## WHAT TO WORK ON
Check every line of the entries for "JSON", and copy the lines that hold it.

Stored data entries
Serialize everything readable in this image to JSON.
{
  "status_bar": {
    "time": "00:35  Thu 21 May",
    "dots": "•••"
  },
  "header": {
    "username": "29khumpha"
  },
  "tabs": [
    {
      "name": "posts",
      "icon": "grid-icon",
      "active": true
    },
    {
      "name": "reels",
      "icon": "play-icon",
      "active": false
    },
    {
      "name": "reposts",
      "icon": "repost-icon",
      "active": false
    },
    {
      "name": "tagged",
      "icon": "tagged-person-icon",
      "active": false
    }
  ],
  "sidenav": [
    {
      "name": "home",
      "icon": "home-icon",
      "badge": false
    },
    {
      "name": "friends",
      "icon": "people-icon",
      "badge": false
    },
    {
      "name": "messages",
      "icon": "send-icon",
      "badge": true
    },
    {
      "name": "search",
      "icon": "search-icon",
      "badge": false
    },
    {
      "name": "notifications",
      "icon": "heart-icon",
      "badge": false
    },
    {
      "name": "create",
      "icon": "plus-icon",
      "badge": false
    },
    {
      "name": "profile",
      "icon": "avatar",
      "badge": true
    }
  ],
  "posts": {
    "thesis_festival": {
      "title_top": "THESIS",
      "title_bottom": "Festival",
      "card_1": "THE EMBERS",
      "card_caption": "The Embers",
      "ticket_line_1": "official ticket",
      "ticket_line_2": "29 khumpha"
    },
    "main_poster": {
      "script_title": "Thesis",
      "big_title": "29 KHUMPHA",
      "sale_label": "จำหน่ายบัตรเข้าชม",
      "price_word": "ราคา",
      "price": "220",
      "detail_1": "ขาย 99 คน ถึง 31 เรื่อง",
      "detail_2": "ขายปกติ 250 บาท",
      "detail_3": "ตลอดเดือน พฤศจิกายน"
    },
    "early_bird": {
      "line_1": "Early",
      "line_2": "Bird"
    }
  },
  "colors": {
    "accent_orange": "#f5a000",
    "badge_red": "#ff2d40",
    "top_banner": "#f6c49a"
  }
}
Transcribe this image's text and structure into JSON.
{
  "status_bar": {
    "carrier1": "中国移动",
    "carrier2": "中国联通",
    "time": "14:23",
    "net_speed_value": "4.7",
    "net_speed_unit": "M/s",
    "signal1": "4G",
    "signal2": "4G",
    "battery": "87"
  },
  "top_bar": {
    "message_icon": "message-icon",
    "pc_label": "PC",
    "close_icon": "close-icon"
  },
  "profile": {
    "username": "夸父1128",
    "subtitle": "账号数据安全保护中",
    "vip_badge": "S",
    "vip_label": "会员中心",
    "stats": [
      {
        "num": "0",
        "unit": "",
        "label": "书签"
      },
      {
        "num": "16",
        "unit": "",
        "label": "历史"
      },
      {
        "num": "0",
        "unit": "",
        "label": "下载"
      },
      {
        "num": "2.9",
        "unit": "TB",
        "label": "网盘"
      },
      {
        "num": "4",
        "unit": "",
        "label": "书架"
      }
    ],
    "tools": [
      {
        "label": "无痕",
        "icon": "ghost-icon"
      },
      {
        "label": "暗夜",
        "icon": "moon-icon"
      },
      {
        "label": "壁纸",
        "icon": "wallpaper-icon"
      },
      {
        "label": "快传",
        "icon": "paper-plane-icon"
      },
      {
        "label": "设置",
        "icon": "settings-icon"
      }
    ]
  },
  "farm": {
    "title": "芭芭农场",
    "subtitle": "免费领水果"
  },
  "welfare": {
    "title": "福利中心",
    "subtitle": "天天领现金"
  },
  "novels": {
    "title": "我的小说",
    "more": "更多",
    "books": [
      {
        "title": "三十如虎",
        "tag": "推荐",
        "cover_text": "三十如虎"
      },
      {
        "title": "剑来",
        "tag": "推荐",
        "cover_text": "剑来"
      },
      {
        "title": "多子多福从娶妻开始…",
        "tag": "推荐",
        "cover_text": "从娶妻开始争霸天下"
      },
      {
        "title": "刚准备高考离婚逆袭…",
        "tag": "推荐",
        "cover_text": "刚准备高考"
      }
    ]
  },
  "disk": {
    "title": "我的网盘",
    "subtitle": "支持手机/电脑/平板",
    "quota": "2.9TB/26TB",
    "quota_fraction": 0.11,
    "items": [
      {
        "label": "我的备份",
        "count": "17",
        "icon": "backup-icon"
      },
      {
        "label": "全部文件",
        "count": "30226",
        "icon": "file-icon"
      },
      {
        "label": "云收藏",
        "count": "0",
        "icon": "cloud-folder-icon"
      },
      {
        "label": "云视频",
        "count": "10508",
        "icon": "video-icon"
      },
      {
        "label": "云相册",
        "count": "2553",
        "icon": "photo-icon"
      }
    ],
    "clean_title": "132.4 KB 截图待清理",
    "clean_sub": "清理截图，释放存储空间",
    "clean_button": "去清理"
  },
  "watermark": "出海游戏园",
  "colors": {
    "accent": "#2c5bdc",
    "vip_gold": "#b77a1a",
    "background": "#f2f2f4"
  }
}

## THE OUTPUT
Serialize everything readable in this image to JSON.
Transcribe this image's text and structure into JSON.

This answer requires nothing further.